** TEXT SEGMENT **

- Artwork for the 2000 UK/European release

Single by Sonique

from the album Hear My Cry
- B-side: "I Put a Spell on You" (remastered 12-inch mix)
- Released: 9 November 1998
- Length: 4:00 (album version); 3:49 (radio edit);
- Label: Serious; Universal; Republic;
- Songwriters: Sonia Clarke; Linus Burdick; Simon Belofsky; Graeme Pleeth;
- Producers: Graeme Pleeth; Chris Allen; Simon Belofsky; Sonia Clarke;

Sonique singles chronology
| "Let Me Hold You" (1985) | "It Feels So Good" (1998) | "Sky" (2000) |

Music video
- "It Feels So Good" (2000 video) on YouTube

= It Feels So Good =

1998 single by Sonique

It Feels So Good is a song by British singer Sonique from her album Hear My Cry. It was originally released on 9 November 1998 and peaked at number 24 on the UK Singles Chart. In May 2000, following the song's success in the United States, the single was re-released and spent three weeks at number one on the same chart. The song remained in the top 40 for 14 weeks and became the third-biggest-selling single of 2000 in Britain. It has sold over 800,000 copies in the UK as of May 2020.

The song also achieved success in many other countries, including the United States, where repeated radio airplay in Florida helped it reach number eight on the Billboard Hot 100 and led Sonique to sign with Republic Records. In 2017, BuzzFeed listed the song at number 33 on its list of "The 101 Greatest Dance Songs of the '90s".

In 2024, the song was revived in a remix by Matt Sassari and Hugel; the single peaked at number 29 on the UK Singles Downloads Chart.

==Background and content==
Sonique said of the song, "It's about this guy whom I really liked years ago, but who didn't return my feelings. He was very successful, and I wasn't—at that time. He thought that I was in love with his success. This song is just a way of declaring that it was him I liked." The song received widespread acclaim after it was played by a Tampa, Florida deejay in February 2000. Due to its popularity, Sonique was approached by Universal Music executives Doug Morris and Jimmy Iovine. She was eventually signed to Universal, and her album Hear My Cry became the first to be released on Universal's new internet-based record label, Republic Records.

== Critical reception ==
Stephen Thomas Erlewine of AllMusic praised the song, stating that "The hit single 'It Feels So Good' is a dynamite dance-club item, blending straight-ahead dance with flourishes of techno and a sweet, catchy melody. It is a bright, fresh single that sets the stage for an album's worth of similar material, not just because it was the first hit, but because it kicks off the record."

** MATERIAL PROVIDED **
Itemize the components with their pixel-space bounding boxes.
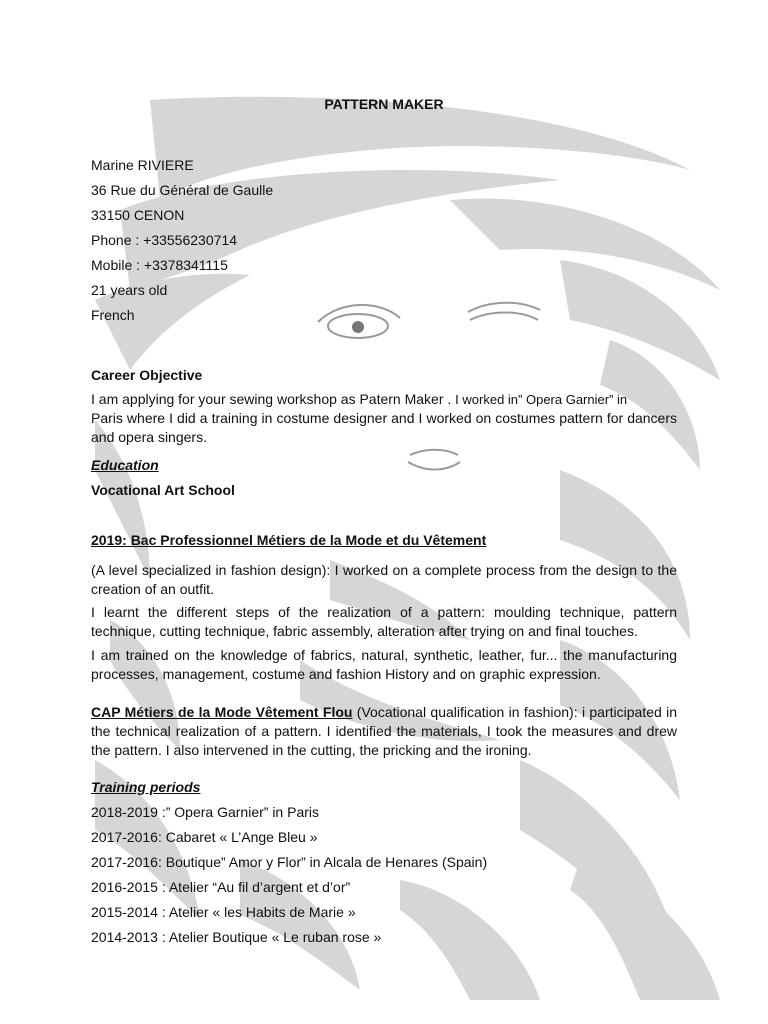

** SET TASKS **
[a] In the article on the song "It Feels So Good," how many weeks did the re-released single spend at number one on the UK Singles Chart?
[b] Rewrite the stretch of the song article from "The song also" through "Singles Downloads Chart.", using "reworking" in place of "remix".

** ANSWERS TO THE EXERCISE **
[a] Three weeks.

[b]
The song also achieved success in many other countries, including the United States, where repeated radio airplay in Florida helped it reach number eight on the Billboard Hot 100 and led Sonique to sign with Republic Records. In 2017, BuzzFeed listed the song at number 33 on its list of "The 101 Greatest Dance Songs of the '90s".

In 2024, the song was revived in a reworking by Matt Sassari and Hugel; the single peaked at number 29 on the UK Singles Downloads Chart.